◆ **Work item**: Retype every record below exactly as it is written.

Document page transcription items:
● ● ● ●

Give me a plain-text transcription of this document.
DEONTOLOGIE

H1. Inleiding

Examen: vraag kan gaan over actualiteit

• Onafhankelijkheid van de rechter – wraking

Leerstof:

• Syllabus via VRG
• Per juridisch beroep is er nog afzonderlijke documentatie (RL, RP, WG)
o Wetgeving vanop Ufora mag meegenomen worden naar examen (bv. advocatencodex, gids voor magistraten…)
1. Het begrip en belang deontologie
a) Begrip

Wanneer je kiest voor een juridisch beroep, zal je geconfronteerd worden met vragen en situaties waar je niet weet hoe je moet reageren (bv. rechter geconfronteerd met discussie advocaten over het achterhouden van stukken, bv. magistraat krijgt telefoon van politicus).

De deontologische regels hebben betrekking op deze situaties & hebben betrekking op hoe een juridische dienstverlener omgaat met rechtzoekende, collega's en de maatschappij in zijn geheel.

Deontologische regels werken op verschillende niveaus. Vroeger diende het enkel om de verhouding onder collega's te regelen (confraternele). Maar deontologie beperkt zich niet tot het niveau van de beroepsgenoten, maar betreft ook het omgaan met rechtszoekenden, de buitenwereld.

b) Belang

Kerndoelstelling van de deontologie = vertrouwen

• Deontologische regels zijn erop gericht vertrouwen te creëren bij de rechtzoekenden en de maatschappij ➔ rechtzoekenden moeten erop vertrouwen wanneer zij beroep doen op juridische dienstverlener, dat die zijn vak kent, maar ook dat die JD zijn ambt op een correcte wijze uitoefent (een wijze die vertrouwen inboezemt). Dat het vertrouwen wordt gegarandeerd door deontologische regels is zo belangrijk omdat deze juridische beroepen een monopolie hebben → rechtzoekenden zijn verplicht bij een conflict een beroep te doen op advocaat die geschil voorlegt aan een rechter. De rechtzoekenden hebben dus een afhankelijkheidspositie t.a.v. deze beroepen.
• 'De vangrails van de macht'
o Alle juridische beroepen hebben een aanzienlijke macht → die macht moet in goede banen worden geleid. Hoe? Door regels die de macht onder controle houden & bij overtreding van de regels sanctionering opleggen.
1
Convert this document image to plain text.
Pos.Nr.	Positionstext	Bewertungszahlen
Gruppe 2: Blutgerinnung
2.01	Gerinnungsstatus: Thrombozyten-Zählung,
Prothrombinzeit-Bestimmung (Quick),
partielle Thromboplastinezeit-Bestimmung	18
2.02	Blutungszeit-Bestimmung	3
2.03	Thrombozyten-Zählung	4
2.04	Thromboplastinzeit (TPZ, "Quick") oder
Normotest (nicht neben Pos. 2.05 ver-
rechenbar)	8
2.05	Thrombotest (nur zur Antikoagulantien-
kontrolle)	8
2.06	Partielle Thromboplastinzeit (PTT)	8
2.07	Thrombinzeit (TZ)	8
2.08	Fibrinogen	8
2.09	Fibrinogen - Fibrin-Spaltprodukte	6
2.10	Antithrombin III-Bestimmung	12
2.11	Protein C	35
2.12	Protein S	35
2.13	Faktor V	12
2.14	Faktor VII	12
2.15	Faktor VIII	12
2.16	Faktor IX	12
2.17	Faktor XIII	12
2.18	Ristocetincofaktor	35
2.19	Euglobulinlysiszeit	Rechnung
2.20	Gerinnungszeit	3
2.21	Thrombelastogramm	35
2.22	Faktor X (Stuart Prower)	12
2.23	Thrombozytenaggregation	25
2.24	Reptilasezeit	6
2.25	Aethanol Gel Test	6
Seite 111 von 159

● ● ● ●

◆ **Reply**:
Give me a plain-text transcription of this document.
DEONTOLOGIE

H1. Inleiding

Examen: vraag kan gaan over actualiteit

• Onafhankelijkheid van de rechter – wraking

Leerstof:

• Syllabus via VRG
• Per juridisch beroep is er nog afzonderlijke documentatie (RL, RP, WG)
o Wetgeving vanop Ufora mag meegenomen worden naar examen (bv. advocatencodex, gids voor magistraten…)
1. Het begrip en belang deontologie
a) Begrip

Wanneer je kiest voor een juridisch beroep, zal je geconfronteerd worden met vragen en situaties waar je niet weet hoe je moet reageren (bv. rechter geconfronteerd met discussie advocaten over het achterhouden van stukken, bv. magistraat krijgt telefoon van politicus).

De deontologische regels hebben betrekking op deze situaties & hebben betrekking op hoe een juridische dienstverlener omgaat met rechtzoekende, collega's en de maatschappij in zijn geheel.

Deontologische regels werken op verschillende niveaus. Vroeger diende het enkel om de verhouding onder collega's te regelen (confraternele). Maar deontologie beperkt zich niet tot het niveau van de beroepsgenoten, maar betreft ook het omgaan met rechtszoekenden, de buitenwereld.

b) Belang

Kerndoelstelling van de deontologie = vertrouwen

• Deontologische regels zijn erop gericht vertrouwen te creëren bij de rechtzoekenden en de maatschappij ➔ rechtzoekenden moeten erop vertrouwen wanneer zij beroep doen op juridische dienstverlener, dat die zijn vak kent, maar ook dat die JD zijn ambt op een correcte wijze uitoefent (een wijze die vertrouwen inboezemt). Dat het vertrouwen wordt gegarandeerd door deontologische regels is zo belangrijk omdat deze juridische beroepen een monopolie hebben → rechtzoekenden zijn verplicht bij een conflict een beroep te doen op advocaat die geschil voorlegt aan een rechter. De rechtzoekenden hebben dus een afhankelijkheidspositie t.a.v. deze beroepen.
• 'De vangrails van de macht'
o Alle juridische beroepen hebben een aanzienlijke macht → die macht moet in goede banen worden geleid. Hoe? Door regels die de macht onder controle houden & bij overtreding van de regels sanctionering opleggen.
1
Convert this document image to plain text.
Pos.Nr.	Positionstext	Bewertungszahlen
Gruppe 2: Blutgerinnung
2.01	Gerinnungsstatus: Thrombozyten-Zählung,
Prothrombinzeit-Bestimmung (Quick),
partielle Thromboplastinezeit-Bestimmung	18
2.02	Blutungszeit-Bestimmung	3
2.03	Thrombozyten-Zählung	4
2.04	Thromboplastinzeit (TPZ, "Quick") oder
Normotest (nicht neben Pos. 2.05 ver-
rechenbar)	8
2.05	Thrombotest (nur zur Antikoagulantien-
kontrolle)	8
2.06	Partielle Thromboplastinzeit (PTT)	8
2.07	Thrombinzeit (TZ)	8
2.08	Fibrinogen	8
2.09	Fibrinogen - Fibrin-Spaltprodukte	6
2.10	Antithrombin III-Bestimmung	12
2.11	Protein C	35
2.12	Protein S	35
2.13	Faktor V	12
2.14	Faktor VII	12
2.15	Faktor VIII	12
2.16	Faktor IX	12
2.17	Faktor XIII	12
2.18	Ristocetincofaktor	35
2.19	Euglobulinlysiszeit	Rechnung
2.20	Gerinnungszeit	3
2.21	Thrombelastogramm	35
2.22	Faktor X (Stuart Prower)	12
2.23	Thrombozytenaggregation	25
2.24	Reptilasezeit	6
2.25	Aethanol Gel Test	6
Seite 111 von 159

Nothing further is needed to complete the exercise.